◆ EXERCISE
Keep only the lines of the listing that include the word "ylabel", and copy them.

================================

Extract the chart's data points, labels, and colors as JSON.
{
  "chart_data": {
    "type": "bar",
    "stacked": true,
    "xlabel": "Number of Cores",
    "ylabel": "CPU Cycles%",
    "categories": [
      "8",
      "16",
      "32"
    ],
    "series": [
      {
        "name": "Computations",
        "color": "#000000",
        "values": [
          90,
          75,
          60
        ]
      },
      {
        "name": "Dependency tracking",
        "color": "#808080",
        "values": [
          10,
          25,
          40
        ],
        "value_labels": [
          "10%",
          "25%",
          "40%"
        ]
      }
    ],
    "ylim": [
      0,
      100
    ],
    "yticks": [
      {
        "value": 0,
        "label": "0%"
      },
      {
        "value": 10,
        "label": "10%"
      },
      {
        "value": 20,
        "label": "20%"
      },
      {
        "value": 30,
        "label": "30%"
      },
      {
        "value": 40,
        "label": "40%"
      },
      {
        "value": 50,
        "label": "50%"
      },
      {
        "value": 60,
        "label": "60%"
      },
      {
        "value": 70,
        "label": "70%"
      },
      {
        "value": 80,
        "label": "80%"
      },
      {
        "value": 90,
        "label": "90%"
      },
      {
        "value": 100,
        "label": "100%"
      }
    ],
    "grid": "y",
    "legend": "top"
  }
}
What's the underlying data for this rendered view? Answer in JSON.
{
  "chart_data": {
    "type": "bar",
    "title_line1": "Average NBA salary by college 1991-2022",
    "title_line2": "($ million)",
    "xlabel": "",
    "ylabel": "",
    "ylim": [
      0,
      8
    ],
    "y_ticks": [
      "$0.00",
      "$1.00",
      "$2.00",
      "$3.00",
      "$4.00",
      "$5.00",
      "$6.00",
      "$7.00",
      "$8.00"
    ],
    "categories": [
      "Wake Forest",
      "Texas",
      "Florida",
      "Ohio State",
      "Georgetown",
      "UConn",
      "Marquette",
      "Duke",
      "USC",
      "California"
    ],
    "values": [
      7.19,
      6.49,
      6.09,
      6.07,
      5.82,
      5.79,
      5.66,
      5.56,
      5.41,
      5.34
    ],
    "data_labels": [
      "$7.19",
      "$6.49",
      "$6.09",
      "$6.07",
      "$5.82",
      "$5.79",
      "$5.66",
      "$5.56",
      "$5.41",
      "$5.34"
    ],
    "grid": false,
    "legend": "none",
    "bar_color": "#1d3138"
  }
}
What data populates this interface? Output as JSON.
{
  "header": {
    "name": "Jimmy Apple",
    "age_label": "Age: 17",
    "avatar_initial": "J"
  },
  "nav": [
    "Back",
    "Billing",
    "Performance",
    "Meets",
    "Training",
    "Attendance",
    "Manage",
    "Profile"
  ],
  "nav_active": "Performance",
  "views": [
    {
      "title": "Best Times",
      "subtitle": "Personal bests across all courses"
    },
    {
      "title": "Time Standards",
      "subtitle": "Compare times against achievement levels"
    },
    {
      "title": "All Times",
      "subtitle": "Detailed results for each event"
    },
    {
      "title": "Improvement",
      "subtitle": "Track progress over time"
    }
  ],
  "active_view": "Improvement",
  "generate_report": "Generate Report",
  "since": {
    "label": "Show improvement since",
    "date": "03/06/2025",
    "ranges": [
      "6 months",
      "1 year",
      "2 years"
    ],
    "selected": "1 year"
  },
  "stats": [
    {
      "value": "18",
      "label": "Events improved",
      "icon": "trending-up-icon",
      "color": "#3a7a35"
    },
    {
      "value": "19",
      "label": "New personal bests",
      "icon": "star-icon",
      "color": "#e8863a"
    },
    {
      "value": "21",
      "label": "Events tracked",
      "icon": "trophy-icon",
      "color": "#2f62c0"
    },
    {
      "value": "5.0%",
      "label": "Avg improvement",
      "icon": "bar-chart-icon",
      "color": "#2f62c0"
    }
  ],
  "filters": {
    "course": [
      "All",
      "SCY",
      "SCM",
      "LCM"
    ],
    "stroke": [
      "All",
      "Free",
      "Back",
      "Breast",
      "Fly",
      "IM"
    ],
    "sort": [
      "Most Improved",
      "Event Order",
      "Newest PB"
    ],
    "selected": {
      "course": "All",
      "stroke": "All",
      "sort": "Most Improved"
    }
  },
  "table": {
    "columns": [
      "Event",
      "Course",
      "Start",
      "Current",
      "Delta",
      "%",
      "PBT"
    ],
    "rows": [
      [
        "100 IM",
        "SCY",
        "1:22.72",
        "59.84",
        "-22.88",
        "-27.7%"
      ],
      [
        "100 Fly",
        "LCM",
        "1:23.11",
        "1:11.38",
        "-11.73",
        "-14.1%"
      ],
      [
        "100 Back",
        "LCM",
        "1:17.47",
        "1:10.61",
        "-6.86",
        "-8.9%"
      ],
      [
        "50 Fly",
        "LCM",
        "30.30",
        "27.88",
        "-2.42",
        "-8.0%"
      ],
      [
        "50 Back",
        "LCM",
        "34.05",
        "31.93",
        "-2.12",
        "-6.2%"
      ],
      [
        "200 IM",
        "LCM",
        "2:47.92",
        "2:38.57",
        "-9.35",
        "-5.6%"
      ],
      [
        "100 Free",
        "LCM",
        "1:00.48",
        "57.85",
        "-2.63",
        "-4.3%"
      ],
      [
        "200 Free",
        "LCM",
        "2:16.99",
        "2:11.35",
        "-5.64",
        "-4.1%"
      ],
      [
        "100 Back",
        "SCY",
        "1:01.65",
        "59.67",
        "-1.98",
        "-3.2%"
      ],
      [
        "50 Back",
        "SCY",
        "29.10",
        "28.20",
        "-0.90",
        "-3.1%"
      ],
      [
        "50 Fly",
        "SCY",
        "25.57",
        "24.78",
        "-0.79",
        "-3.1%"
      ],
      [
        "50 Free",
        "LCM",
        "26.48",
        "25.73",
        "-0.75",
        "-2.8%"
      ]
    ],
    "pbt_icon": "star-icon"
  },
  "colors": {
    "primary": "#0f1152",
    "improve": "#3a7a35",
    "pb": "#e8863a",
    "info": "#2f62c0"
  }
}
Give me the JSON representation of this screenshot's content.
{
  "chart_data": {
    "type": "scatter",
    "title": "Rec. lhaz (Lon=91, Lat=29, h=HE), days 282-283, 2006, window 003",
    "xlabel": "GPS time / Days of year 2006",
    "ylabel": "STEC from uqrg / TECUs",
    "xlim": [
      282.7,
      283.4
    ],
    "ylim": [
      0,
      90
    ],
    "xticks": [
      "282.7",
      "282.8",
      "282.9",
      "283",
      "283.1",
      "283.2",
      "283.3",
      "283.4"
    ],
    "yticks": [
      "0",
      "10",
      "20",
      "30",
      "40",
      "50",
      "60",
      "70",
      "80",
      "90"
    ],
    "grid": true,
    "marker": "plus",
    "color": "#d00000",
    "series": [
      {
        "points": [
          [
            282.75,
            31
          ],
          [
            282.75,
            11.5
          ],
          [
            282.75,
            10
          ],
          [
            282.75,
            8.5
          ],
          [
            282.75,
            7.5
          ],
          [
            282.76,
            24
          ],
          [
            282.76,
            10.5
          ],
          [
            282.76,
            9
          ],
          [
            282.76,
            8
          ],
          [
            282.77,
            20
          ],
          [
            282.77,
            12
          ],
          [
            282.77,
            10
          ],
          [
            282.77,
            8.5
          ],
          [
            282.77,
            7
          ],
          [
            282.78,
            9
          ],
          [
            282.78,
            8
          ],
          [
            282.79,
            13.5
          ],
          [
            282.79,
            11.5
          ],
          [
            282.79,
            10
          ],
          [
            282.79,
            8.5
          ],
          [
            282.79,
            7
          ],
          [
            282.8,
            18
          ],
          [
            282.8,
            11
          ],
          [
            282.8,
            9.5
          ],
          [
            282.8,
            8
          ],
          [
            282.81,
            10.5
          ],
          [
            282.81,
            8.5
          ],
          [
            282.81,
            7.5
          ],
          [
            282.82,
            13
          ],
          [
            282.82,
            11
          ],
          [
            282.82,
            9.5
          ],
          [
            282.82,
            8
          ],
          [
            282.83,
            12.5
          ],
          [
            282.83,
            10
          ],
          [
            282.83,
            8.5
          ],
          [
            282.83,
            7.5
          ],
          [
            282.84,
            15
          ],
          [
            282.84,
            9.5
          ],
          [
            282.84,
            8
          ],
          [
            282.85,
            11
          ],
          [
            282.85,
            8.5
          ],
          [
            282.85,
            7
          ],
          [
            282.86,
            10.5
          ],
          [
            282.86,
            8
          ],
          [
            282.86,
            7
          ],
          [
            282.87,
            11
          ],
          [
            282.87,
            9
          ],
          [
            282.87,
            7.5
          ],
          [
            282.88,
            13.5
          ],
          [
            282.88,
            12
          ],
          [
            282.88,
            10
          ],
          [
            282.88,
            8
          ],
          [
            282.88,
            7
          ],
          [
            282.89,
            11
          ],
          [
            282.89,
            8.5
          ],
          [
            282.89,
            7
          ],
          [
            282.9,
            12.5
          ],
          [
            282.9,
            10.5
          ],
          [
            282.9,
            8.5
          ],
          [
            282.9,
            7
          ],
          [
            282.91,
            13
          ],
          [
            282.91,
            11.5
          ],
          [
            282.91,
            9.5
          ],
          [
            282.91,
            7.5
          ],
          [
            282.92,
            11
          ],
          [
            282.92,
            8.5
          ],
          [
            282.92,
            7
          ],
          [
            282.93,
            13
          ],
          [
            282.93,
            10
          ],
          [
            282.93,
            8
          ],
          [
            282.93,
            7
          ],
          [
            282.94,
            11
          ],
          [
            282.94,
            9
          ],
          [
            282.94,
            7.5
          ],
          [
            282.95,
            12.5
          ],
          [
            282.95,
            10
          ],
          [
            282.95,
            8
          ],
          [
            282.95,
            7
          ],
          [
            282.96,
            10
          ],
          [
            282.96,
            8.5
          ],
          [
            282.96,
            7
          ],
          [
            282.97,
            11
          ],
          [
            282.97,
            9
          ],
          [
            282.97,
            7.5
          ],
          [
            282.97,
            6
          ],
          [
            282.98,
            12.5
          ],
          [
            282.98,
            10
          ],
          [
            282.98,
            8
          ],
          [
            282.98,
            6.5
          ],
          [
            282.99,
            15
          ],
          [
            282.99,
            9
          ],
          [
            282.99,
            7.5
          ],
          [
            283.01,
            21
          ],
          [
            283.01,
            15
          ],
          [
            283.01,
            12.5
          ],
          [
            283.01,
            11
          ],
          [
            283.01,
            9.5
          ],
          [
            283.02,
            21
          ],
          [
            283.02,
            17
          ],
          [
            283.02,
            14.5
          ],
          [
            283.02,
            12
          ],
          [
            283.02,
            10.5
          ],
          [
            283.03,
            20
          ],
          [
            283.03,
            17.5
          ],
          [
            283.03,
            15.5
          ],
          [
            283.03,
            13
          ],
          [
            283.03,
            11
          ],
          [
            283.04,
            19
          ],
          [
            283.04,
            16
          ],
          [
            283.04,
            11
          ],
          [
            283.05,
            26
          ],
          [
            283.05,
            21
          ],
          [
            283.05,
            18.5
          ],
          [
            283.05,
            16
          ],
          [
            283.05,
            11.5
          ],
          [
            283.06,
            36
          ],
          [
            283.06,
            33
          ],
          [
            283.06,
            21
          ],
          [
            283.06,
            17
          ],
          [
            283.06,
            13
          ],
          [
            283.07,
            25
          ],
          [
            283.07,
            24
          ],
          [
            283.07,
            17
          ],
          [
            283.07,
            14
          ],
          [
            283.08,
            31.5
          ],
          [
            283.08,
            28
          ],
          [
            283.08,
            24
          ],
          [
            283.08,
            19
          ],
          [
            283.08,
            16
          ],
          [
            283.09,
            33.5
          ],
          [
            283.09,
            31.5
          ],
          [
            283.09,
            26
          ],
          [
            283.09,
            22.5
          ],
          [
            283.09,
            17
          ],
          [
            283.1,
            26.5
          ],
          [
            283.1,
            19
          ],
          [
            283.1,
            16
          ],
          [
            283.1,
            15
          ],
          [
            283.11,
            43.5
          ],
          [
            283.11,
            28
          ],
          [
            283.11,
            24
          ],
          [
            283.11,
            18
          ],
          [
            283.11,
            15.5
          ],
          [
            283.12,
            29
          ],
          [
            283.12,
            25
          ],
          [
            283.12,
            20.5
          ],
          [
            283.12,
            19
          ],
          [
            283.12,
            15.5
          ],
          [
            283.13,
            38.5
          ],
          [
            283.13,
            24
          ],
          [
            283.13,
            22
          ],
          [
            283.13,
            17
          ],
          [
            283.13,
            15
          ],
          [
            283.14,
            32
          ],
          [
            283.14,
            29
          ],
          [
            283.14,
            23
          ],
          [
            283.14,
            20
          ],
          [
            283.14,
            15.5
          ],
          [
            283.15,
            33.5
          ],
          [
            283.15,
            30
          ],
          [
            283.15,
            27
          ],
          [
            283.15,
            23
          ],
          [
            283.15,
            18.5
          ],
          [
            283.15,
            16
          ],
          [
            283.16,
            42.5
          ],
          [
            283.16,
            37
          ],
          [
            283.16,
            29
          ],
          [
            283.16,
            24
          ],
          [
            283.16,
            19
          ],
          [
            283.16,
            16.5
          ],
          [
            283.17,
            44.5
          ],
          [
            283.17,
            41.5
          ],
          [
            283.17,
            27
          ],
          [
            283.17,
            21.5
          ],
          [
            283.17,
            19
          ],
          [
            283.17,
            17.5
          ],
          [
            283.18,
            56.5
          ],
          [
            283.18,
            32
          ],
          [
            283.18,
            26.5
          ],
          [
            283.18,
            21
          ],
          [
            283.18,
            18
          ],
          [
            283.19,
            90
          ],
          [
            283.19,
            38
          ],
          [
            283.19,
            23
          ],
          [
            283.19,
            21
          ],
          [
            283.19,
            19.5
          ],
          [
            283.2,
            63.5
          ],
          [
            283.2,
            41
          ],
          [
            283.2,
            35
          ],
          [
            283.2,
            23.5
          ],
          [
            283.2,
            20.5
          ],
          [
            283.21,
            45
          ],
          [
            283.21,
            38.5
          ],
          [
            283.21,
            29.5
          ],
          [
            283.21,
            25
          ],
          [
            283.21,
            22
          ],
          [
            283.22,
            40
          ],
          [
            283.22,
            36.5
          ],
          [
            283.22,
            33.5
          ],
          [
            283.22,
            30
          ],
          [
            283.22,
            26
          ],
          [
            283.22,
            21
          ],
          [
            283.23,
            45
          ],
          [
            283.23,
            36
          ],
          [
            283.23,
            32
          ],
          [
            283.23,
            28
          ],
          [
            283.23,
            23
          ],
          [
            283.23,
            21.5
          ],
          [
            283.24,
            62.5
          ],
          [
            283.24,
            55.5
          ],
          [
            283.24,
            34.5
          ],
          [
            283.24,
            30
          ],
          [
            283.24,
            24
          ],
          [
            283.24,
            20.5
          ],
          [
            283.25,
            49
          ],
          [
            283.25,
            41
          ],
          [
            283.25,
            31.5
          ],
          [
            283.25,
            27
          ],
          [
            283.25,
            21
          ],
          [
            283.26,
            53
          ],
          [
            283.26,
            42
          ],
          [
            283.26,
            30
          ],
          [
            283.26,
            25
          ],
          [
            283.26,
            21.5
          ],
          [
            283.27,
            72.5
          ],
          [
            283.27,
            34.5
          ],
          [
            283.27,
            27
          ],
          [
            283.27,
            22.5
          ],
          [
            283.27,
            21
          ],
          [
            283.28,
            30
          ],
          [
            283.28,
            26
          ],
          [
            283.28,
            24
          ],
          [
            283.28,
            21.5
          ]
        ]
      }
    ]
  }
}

================================

◆ COMPLETE ANSWER
    "ylabel": "CPU Cycles%",
    "ylabel": "",
    "ylabel": "STEC from uqrg / TECUs",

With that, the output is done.